* begin Provided records *
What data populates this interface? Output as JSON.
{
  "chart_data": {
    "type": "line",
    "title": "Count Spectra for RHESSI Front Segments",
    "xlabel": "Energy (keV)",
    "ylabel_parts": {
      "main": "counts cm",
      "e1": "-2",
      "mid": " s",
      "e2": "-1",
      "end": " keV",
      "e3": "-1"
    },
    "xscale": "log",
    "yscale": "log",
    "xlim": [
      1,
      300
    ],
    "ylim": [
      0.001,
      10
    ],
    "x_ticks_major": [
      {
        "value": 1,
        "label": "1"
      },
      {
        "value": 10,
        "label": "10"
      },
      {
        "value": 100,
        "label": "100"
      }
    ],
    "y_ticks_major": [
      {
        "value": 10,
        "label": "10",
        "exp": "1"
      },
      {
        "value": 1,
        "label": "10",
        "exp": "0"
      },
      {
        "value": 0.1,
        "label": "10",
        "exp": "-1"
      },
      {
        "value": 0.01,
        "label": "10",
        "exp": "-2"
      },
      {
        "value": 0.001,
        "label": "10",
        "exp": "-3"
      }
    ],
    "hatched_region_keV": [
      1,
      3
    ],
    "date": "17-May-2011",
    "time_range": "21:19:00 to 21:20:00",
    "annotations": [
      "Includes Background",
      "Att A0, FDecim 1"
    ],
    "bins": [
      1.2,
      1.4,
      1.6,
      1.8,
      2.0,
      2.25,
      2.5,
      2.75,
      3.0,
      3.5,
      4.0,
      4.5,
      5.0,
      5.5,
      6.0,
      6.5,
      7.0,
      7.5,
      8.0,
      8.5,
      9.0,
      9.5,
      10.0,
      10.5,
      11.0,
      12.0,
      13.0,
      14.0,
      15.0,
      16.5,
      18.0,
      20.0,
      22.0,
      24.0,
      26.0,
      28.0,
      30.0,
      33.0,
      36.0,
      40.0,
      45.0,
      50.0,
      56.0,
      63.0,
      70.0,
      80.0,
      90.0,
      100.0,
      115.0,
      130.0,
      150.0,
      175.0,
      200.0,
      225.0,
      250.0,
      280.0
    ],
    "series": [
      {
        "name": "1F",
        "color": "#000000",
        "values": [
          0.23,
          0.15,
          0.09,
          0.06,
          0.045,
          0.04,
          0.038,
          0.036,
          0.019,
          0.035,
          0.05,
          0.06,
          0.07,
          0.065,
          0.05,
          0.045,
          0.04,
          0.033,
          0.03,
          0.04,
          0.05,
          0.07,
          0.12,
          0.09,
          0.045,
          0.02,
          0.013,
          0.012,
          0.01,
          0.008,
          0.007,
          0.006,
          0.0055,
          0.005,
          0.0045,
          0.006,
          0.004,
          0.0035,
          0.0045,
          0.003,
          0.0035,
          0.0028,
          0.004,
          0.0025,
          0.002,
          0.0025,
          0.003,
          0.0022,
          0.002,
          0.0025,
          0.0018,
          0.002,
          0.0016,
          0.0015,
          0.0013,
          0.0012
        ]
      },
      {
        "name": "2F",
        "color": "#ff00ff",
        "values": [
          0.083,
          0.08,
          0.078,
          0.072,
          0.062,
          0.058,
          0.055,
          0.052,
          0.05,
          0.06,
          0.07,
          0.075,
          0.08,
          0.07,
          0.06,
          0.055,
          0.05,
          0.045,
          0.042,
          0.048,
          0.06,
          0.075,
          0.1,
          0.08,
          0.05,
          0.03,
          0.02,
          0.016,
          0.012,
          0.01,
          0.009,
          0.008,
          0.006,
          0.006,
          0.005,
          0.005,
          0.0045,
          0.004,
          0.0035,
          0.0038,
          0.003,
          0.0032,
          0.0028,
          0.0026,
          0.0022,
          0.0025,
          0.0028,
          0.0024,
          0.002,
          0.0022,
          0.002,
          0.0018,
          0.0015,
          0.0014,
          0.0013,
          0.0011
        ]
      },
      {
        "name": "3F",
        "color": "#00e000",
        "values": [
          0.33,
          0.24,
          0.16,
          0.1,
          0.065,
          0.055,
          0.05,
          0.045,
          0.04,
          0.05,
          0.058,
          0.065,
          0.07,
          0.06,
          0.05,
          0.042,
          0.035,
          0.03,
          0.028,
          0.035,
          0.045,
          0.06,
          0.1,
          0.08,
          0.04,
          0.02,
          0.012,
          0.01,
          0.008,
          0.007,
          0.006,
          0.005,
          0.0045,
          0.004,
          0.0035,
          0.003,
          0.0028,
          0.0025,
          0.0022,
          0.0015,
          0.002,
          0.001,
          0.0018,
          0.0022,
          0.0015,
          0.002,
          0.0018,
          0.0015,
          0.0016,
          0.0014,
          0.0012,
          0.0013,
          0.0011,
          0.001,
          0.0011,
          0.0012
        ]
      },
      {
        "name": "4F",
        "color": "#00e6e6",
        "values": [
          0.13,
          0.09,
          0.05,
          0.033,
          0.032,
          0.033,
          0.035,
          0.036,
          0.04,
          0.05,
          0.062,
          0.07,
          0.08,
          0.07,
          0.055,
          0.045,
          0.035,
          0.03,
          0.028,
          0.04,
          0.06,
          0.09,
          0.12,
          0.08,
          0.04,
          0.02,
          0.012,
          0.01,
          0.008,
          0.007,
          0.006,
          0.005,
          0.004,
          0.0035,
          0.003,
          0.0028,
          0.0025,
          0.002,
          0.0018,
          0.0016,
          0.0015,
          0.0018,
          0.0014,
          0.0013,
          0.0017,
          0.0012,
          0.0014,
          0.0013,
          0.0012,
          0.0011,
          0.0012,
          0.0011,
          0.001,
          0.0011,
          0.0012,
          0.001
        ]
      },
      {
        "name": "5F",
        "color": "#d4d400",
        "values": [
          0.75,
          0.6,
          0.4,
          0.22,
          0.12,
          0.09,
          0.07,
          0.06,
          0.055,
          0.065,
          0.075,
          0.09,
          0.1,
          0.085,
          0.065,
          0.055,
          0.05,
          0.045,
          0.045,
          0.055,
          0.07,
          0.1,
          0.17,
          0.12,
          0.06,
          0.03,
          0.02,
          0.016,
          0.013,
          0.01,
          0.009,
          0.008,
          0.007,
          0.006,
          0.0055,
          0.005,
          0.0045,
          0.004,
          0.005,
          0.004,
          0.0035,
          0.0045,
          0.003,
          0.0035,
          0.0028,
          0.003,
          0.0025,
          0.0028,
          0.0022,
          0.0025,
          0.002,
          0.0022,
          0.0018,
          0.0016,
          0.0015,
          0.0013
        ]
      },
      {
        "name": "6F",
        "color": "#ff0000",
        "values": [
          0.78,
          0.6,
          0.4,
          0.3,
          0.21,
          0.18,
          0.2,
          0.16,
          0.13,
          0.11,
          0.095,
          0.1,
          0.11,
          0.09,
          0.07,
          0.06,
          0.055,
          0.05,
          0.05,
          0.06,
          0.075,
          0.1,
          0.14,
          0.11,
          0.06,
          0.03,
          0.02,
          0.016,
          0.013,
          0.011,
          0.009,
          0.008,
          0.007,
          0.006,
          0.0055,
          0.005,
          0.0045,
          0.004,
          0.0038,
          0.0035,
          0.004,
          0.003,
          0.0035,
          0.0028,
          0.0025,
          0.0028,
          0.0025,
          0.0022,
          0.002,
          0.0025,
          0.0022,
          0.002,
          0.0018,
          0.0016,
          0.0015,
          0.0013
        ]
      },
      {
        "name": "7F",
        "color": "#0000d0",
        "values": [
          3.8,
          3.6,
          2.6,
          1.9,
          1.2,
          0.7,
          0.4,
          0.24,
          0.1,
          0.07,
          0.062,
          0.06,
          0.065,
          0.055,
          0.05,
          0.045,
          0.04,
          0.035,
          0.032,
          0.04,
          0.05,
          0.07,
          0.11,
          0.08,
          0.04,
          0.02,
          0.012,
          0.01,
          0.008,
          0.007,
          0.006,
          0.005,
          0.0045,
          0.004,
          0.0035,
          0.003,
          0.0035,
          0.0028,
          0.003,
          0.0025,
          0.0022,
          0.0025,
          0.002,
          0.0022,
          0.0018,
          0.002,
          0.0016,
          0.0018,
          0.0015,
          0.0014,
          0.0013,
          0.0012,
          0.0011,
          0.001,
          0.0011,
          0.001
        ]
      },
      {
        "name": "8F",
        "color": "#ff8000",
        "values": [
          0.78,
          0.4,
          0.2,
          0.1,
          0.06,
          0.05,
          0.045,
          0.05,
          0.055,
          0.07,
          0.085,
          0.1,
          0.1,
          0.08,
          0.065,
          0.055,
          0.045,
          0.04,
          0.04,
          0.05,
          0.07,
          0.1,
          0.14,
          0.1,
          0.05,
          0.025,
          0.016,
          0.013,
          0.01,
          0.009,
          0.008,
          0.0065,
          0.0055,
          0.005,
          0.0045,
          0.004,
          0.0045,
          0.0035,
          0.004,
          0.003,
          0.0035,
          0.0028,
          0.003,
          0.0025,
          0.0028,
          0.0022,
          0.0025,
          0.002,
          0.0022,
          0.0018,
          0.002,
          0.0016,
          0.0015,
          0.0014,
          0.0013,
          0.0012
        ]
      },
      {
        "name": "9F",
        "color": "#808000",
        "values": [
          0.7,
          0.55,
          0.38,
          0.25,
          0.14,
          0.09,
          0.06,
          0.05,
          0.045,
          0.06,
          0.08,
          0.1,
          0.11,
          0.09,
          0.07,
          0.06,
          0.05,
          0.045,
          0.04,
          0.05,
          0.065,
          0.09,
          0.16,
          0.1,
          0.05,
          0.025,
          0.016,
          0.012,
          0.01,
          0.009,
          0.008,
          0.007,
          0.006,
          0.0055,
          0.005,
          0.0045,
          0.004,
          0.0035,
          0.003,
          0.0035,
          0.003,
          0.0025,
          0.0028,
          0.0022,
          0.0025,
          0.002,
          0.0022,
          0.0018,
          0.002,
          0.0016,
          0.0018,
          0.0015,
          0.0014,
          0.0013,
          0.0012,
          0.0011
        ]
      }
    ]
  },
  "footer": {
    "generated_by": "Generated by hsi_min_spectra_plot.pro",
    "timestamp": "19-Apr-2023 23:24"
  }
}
* end Provided records *
▶ [Given exercise]: Identify every line above that includes the word "color", and show those lines.

▶ [Finished answer]:
        "color": "#000000",
        "color": "#ff00ff",
        "color": "#00e000",
        "color": "#00e6e6",
        "color": "#d4d400",
        "color": "#ff0000",
        "color": "#0000d0",
        "color": "#ff8000",
        "color": "#808000",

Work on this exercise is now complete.